[YOUR TASK]: Pick out every line in the entries below that contains the string "page".

[INPUT RECORDS]:
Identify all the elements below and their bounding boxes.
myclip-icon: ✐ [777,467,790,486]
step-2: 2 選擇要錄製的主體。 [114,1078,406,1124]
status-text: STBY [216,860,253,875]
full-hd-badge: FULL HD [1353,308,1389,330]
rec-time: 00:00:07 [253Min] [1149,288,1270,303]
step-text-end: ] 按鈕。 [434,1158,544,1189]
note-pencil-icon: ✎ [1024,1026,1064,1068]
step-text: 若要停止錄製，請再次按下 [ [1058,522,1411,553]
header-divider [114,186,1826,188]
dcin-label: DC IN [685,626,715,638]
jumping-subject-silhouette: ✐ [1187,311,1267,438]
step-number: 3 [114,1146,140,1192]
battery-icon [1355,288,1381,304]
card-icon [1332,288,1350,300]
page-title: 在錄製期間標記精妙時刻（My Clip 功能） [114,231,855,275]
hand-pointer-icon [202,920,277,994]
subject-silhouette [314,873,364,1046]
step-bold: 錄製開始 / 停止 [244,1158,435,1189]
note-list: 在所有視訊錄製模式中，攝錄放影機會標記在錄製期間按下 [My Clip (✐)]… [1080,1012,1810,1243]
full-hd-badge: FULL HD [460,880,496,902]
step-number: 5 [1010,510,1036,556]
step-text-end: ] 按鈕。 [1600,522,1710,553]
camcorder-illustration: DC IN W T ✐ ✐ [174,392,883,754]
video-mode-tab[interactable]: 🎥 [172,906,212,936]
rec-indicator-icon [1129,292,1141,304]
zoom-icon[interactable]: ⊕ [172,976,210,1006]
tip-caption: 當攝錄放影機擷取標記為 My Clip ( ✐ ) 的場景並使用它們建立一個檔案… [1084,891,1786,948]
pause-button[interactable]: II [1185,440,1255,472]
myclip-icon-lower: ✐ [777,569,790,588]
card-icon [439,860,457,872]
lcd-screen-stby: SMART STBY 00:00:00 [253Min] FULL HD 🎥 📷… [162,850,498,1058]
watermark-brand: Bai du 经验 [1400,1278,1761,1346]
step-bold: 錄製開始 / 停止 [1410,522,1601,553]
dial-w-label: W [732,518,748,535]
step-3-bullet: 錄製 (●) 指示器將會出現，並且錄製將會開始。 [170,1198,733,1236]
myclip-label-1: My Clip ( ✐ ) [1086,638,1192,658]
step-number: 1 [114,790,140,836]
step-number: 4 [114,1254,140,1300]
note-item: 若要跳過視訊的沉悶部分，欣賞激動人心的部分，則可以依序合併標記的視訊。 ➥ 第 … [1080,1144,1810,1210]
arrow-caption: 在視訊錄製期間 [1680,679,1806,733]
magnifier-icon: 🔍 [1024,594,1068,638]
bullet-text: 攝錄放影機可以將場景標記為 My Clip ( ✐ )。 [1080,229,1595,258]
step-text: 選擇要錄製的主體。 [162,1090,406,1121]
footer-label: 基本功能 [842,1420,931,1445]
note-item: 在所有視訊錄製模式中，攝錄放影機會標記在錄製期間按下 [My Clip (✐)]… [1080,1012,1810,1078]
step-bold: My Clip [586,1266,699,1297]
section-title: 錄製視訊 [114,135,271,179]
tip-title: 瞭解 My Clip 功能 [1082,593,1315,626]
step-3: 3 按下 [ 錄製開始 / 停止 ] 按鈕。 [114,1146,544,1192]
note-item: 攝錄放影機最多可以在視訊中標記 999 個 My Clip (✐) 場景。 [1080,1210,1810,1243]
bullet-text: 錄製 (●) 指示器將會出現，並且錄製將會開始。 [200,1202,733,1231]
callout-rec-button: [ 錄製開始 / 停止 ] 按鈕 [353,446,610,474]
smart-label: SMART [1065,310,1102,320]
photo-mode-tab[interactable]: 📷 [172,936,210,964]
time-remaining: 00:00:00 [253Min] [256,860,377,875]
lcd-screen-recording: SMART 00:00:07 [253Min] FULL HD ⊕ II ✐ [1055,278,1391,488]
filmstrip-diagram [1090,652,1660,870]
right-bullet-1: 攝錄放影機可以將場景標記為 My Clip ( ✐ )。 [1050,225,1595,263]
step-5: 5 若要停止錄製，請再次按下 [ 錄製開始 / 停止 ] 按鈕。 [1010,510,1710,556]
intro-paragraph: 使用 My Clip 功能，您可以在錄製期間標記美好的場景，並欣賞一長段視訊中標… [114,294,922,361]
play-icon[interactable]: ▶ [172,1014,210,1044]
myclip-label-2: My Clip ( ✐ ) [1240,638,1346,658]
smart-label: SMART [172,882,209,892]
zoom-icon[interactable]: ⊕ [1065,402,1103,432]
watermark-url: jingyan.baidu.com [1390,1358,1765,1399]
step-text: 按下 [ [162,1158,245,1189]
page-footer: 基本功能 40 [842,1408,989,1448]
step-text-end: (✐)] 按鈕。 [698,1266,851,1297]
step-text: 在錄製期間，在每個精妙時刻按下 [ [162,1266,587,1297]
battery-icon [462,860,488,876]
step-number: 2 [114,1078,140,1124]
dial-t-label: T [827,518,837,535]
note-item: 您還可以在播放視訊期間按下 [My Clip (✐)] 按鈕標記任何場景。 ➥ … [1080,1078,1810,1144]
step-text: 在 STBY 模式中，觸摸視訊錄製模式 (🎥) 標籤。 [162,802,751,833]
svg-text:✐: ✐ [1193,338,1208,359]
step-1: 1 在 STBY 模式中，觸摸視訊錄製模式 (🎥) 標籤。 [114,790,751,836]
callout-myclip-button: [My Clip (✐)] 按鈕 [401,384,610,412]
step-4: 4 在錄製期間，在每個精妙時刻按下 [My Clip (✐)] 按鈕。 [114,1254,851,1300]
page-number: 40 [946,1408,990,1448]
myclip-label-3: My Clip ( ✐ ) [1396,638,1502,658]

[FINISHED ANSWER]:
page-title: 在錄製期間標記精妙時刻（My Clip 功能） [114,231,855,275]
page-footer: 基本功能 40 [842,1408,989,1448]
page-number: 40 [946,1408,990,1448]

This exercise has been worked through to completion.